Available records:
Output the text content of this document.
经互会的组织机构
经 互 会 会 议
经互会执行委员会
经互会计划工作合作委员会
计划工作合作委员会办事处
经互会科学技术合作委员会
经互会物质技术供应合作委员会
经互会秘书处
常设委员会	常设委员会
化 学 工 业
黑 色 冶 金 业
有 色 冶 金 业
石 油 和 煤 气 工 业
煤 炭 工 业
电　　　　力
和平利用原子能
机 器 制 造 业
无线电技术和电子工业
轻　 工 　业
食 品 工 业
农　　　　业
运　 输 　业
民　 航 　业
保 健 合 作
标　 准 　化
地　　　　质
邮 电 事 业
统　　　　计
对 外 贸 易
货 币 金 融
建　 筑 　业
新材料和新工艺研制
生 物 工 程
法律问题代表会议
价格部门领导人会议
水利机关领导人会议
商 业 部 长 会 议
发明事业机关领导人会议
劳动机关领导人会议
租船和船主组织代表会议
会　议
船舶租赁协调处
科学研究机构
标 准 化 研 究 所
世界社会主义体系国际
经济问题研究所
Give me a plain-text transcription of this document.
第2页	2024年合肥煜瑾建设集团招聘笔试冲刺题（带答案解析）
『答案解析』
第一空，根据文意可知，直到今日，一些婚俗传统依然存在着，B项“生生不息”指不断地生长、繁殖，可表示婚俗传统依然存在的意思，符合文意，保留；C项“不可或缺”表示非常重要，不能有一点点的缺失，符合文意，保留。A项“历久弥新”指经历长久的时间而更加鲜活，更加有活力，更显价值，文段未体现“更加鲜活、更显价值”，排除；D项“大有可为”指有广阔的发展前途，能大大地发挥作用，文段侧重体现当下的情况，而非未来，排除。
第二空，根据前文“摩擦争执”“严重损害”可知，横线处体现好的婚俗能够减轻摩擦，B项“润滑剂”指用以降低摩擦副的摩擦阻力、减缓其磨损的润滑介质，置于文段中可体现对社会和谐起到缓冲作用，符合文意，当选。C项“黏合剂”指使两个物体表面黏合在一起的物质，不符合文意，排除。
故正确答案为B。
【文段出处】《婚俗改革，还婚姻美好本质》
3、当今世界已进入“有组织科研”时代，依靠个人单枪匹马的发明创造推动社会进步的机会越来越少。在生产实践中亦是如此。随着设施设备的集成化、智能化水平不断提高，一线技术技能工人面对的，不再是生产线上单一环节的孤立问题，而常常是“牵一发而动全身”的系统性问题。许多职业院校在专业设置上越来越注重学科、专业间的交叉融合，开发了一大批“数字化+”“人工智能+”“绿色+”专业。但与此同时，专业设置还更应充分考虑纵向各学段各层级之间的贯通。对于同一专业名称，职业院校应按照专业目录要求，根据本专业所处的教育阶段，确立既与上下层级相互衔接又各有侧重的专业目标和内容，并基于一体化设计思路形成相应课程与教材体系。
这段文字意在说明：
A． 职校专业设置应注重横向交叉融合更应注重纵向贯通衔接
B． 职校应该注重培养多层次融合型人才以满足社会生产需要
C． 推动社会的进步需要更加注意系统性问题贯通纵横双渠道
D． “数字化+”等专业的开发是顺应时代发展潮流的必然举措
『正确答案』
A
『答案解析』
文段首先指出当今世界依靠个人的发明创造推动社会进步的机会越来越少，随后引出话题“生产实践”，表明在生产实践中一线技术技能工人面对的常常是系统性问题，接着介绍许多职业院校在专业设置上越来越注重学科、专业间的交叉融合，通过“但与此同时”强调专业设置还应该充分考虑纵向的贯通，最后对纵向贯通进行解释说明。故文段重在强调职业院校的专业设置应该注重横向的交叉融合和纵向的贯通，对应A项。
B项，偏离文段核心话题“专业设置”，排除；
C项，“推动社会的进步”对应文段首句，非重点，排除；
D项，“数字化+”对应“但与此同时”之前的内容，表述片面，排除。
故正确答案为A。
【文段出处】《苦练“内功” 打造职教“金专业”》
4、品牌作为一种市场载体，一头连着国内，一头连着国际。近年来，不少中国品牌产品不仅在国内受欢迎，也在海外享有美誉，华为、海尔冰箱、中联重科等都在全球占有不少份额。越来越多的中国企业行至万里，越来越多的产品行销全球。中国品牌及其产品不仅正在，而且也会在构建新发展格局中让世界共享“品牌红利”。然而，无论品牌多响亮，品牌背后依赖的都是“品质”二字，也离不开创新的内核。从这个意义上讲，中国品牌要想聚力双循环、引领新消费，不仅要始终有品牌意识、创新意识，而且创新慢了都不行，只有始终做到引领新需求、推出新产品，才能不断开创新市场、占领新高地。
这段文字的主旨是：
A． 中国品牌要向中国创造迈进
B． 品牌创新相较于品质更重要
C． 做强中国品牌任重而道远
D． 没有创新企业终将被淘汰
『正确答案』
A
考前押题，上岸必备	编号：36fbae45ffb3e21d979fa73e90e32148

What is required: Go through the data above and find the lines with the word "this". Copy each of those lines.

Complete answer:
Output the text content of this document.
Give me a plain-text transcription of this document.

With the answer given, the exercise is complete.